**Aim:** Among the entries below, count the lines where the string "screenshot" occurs, and give only the number.

**Task inputs:**
╭──

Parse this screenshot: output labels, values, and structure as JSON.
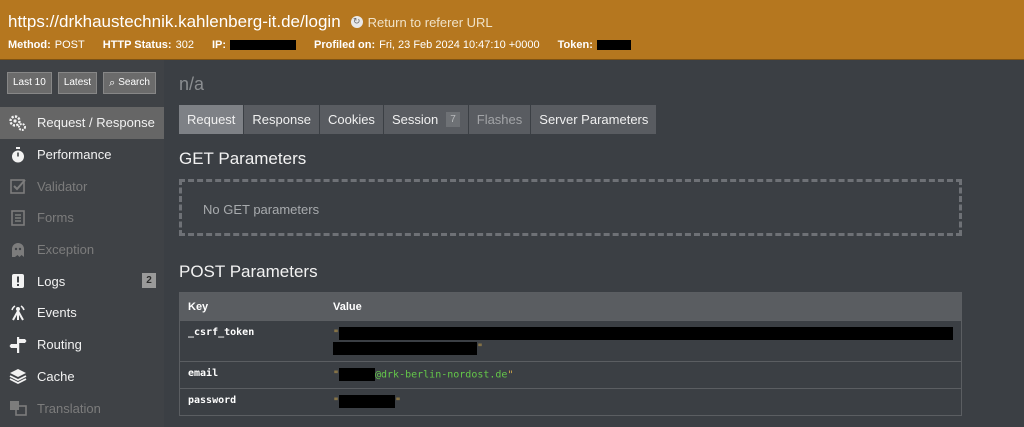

╰──
╭──

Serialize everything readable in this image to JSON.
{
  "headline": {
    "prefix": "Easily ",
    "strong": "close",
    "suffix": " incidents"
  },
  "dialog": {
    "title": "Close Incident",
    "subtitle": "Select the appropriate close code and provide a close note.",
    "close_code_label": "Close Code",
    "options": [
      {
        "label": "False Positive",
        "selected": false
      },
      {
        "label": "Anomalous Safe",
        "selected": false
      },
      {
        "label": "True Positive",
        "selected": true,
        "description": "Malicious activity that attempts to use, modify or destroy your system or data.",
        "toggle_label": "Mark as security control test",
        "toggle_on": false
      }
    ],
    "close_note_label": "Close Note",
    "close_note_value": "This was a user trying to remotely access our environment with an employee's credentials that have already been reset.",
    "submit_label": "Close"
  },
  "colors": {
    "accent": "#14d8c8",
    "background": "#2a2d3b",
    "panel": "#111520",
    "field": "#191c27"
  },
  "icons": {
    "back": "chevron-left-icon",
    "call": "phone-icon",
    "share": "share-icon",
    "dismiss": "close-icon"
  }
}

╰──
╭──

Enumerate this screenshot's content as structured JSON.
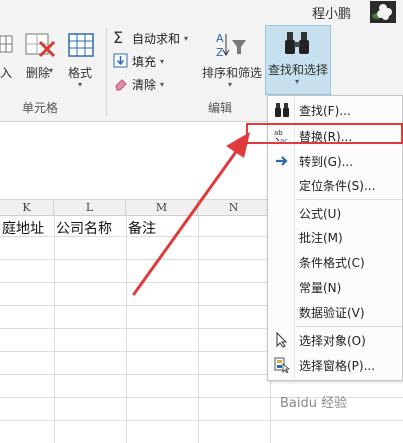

╰──

**Problem solution:** 2